▶ [MATERIAL FOR THE TASK]

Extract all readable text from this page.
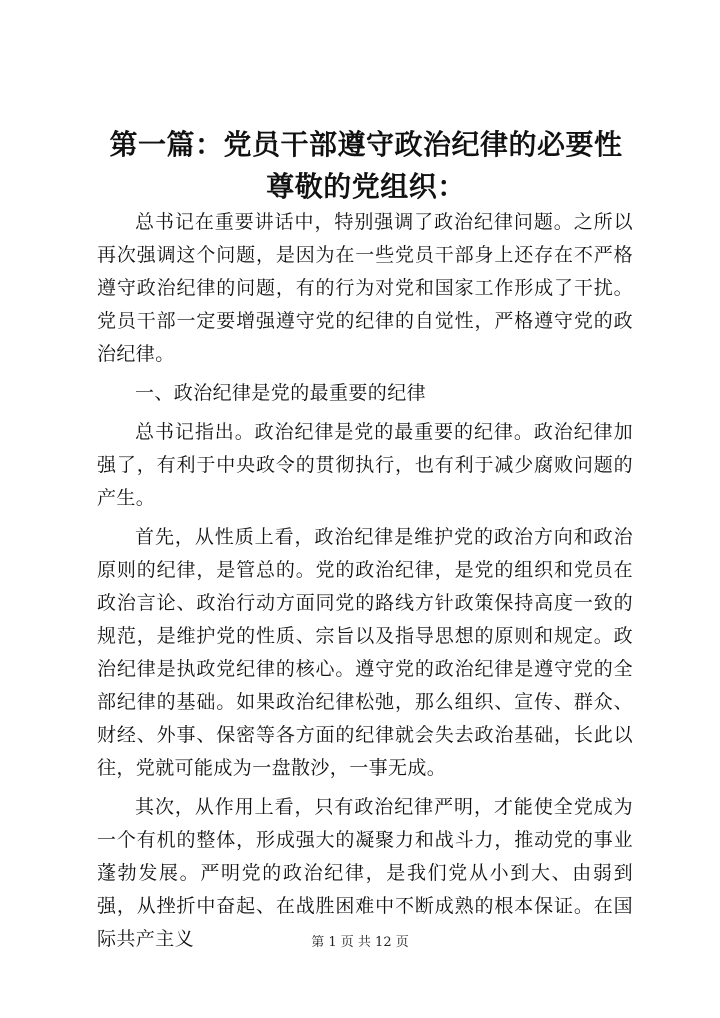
第一篇：党员干部遵守政治纪律的必要性尊敬的党组织：

总书记在重要讲话中，特别强调了政治纪律问题。之所以再次强调这个问题，是因为在一些党员干部身上还存在不严格遵守政治纪律的问题，有的行为对党和国家工作形成了干扰。党员干部一定要增强遵守党的纪律的自觉性，严格遵守党的政治纪律。

一、政治纪律是党的最重要的纪律

总书记指出。政治纪律是党的最重要的纪律。政治纪律加强了，有利于中央政令的贯彻执行，也有利于减少腐败问题的产生。

首先，从性质上看，政治纪律是维护党的政治方向和政治原则的纪律，是管总的。党的政治纪律，是党的组织和党员在政治言论、政治行动方面同党的路线方针政策保持高度一致的规范，是维护党的性质、宗旨以及指导思想的原则和规定。政治纪律是执政党纪律的核心。遵守党的政治纪律是遵守党的全部纪律的基础。如果政治纪律松弛，那么组织、宣传、群众、财经、外事、保密等各方面的纪律就会失去政治基础，长此以往，党就可能成为一盘散沙，一事无成。

其次，从作用上看，只有政治纪律严明，才能使全党成为一个有机的整体，形成强大的凝聚力和战斗力，推动党的事业蓬勃发展。严明党的政治纪律，是我们党从小到大、由弱到强，从挫折中奋起、在战胜困难中不断成熟的根本保证。在国际共产主义	第 1 页 共 12 页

▶ [WHAT YOU WILL DO]
Repeat the material verbatim. Do not carry over any picture.

▶ [REPLY TO THE TASK]
Extract all readable text from this page.
第一篇：党员干部遵守政治纪律的必要性尊敬的党组织：

总书记在重要讲话中，特别强调了政治纪律问题。之所以再次强调这个问题，是因为在一些党员干部身上还存在不严格遵守政治纪律的问题，有的行为对党和国家工作形成了干扰。党员干部一定要增强遵守党的纪律的自觉性，严格遵守党的政治纪律。

一、政治纪律是党的最重要的纪律

总书记指出。政治纪律是党的最重要的纪律。政治纪律加强了，有利于中央政令的贯彻执行，也有利于减少腐败问题的产生。

首先，从性质上看，政治纪律是维护党的政治方向和政治原则的纪律，是管总的。党的政治纪律，是党的组织和党员在政治言论、政治行动方面同党的路线方针政策保持高度一致的规范，是维护党的性质、宗旨以及指导思想的原则和规定。政治纪律是执政党纪律的核心。遵守党的政治纪律是遵守党的全部纪律的基础。如果政治纪律松弛，那么组织、宣传、群众、财经、外事、保密等各方面的纪律就会失去政治基础，长此以往，党就可能成为一盘散沙，一事无成。

其次，从作用上看，只有政治纪律严明，才能使全党成为一个有机的整体，形成强大的凝聚力和战斗力，推动党的事业蓬勃发展。严明党的政治纪律，是我们党从小到大、由弱到强，从挫折中奋起、在战胜困难中不断成熟的根本保证。在国际共产主义	第 1 页 共 12 页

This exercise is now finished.